PROVIDED DATA:
========
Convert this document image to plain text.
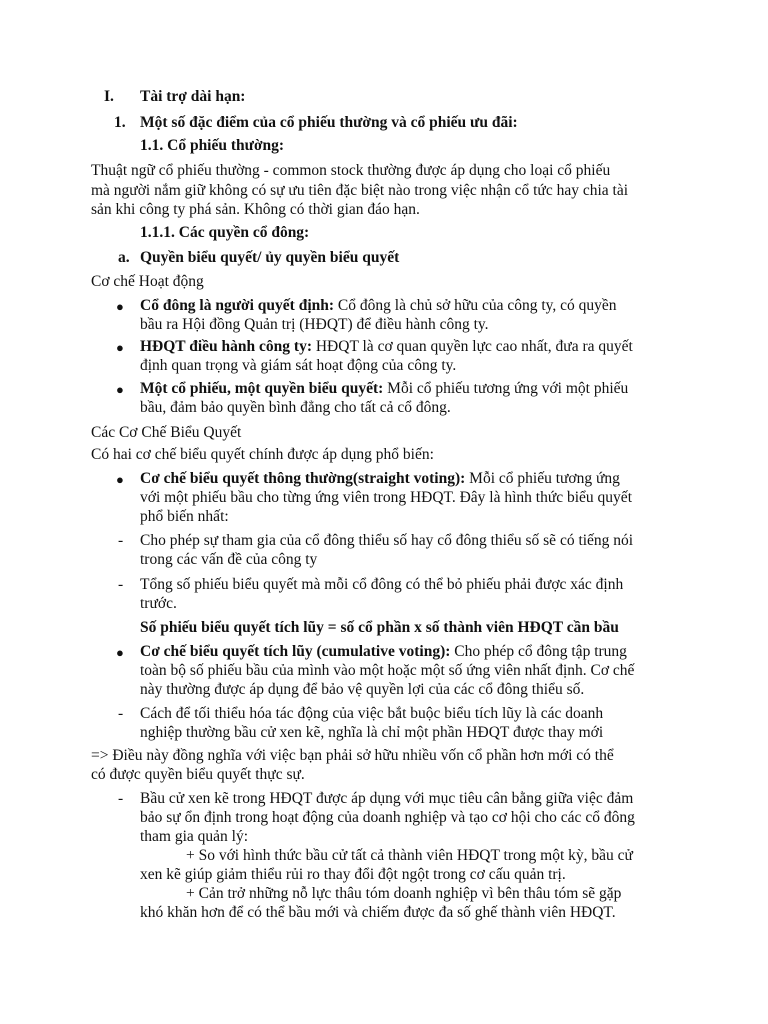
I. Tài trợ dài hạn:
1. Một số đặc điểm của cổ phiếu thường và cổ phiếu ưu đãi:
1.1. Cổ phiếu thường:
Thuật ngữ cổ phiếu thường - common stock thường được áp dụng cho loại cổ phiếu
mà người nắm giữ không có sự ưu tiên đặc biệt nào trong việc nhận cổ tức hay chia tài
sản khi công ty phá sản. Không có thời gian đáo hạn.
1.1.1. Các quyền cổ đông:
a. Quyền biểu quyết/ ủy quyền biểu quyết
Cơ chế Hoạt động
● Cổ đông là người quyết định: Cổ đông là chủ sở hữu của công ty, có quyền
bầu ra Hội đồng Quản trị (HĐQT) để điều hành công ty.
● HĐQT điều hành công ty: HĐQT là cơ quan quyền lực cao nhất, đưa ra quyết
định quan trọng và giám sát hoạt động của công ty.
● Một cổ phiếu, một quyền biểu quyết: Mỗi cổ phiếu tương ứng với một phiếu
bầu, đảm bảo quyền bình đẳng cho tất cả cổ đông.
Các Cơ Chế Biểu Quyết
Có hai cơ chế biểu quyết chính được áp dụng phổ biến:
● Cơ chế biểu quyết thông thường(straight voting): Mỗi cổ phiếu tương ứng
với một phiếu bầu cho từng ứng viên trong HĐQT. Đây là hình thức biểu quyết
phổ biến nhất:
- Cho phép sự tham gia của cổ đông thiểu số hay cổ đông thiểu số sẽ có tiếng nói
trong các vấn đề của công ty
- Tổng số phiếu biểu quyết mà mỗi cổ đông có thể bỏ phiếu phải được xác định
trước.
Số phiếu biểu quyết tích lũy = số cổ phần x số thành viên HĐQT cần bầu
● Cơ chế biểu quyết tích lũy (cumulative voting): Cho phép cổ đông tập trung
toàn bộ số phiếu bầu của mình vào một hoặc một số ứng viên nhất định. Cơ chế
này thường được áp dụng để bảo vệ quyền lợi của các cổ đông thiểu số.
- Cách để tối thiểu hóa tác động của việc bắt buộc biểu tích lũy là các doanh
nghiệp thường bầu cử xen kẽ, nghĩa là chỉ một phần HĐQT được thay mới
=> Điều này đồng nghĩa với việc bạn phải sở hữu nhiều vốn cổ phần hơn mới có thể
có được quyền biểu quyết thực sự.
- Bầu cử xen kẽ trong HĐQT được áp dụng với mục tiêu cân bằng giữa việc đảm
bảo sự ổn định trong hoạt động của doanh nghiệp và tạo cơ hội cho các cổ đông
tham gia quản lý:
+ So với hình thức bầu cử tất cả thành viên HĐQT trong một kỳ, bầu cử
xen kẽ giúp giảm thiểu rủi ro thay đổi đột ngột trong cơ cấu quản trị.
+ Cản trở những nỗ lực thâu tóm doanh nghiệp vì bên thâu tóm sẽ gặp
khó khăn hơn để có thể bầu mới và chiếm được đa số ghế thành viên HĐQT.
========
Copy the material exactly. Do not include the pictures.

RESPONSE TO THE EXERCISE:
Convert this document image to plain text.
I. Tài trợ dài hạn:
1. Một số đặc điểm của cổ phiếu thường và cổ phiếu ưu đãi:
1.1. Cổ phiếu thường:
Thuật ngữ cổ phiếu thường - common stock thường được áp dụng cho loại cổ phiếu
mà người nắm giữ không có sự ưu tiên đặc biệt nào trong việc nhận cổ tức hay chia tài
sản khi công ty phá sản. Không có thời gian đáo hạn.
1.1.1. Các quyền cổ đông:
a. Quyền biểu quyết/ ủy quyền biểu quyết
Cơ chế Hoạt động
● Cổ đông là người quyết định: Cổ đông là chủ sở hữu của công ty, có quyền
bầu ra Hội đồng Quản trị (HĐQT) để điều hành công ty.
● HĐQT điều hành công ty: HĐQT là cơ quan quyền lực cao nhất, đưa ra quyết
định quan trọng và giám sát hoạt động của công ty.
● Một cổ phiếu, một quyền biểu quyết: Mỗi cổ phiếu tương ứng với một phiếu
bầu, đảm bảo quyền bình đẳng cho tất cả cổ đông.
Các Cơ Chế Biểu Quyết
Có hai cơ chế biểu quyết chính được áp dụng phổ biến:
● Cơ chế biểu quyết thông thường(straight voting): Mỗi cổ phiếu tương ứng
với một phiếu bầu cho từng ứng viên trong HĐQT. Đây là hình thức biểu quyết
phổ biến nhất:
- Cho phép sự tham gia của cổ đông thiểu số hay cổ đông thiểu số sẽ có tiếng nói
trong các vấn đề của công ty
- Tổng số phiếu biểu quyết mà mỗi cổ đông có thể bỏ phiếu phải được xác định
trước.
Số phiếu biểu quyết tích lũy = số cổ phần x số thành viên HĐQT cần bầu
● Cơ chế biểu quyết tích lũy (cumulative voting): Cho phép cổ đông tập trung
toàn bộ số phiếu bầu của mình vào một hoặc một số ứng viên nhất định. Cơ chế
này thường được áp dụng để bảo vệ quyền lợi của các cổ đông thiểu số.
- Cách để tối thiểu hóa tác động của việc bắt buộc biểu tích lũy là các doanh
nghiệp thường bầu cử xen kẽ, nghĩa là chỉ một phần HĐQT được thay mới
=> Điều này đồng nghĩa với việc bạn phải sở hữu nhiều vốn cổ phần hơn mới có thể
có được quyền biểu quyết thực sự.
- Bầu cử xen kẽ trong HĐQT được áp dụng với mục tiêu cân bằng giữa việc đảm
bảo sự ổn định trong hoạt động của doanh nghiệp và tạo cơ hội cho các cổ đông
tham gia quản lý:
+ So với hình thức bầu cử tất cả thành viên HĐQT trong một kỳ, bầu cử
xen kẽ giúp giảm thiểu rủi ro thay đổi đột ngột trong cơ cấu quản trị.
+ Cản trở những nỗ lực thâu tóm doanh nghiệp vì bên thâu tóm sẽ gặp
khó khăn hơn để có thể bầu mới và chiếm được đa số ghế thành viên HĐQT.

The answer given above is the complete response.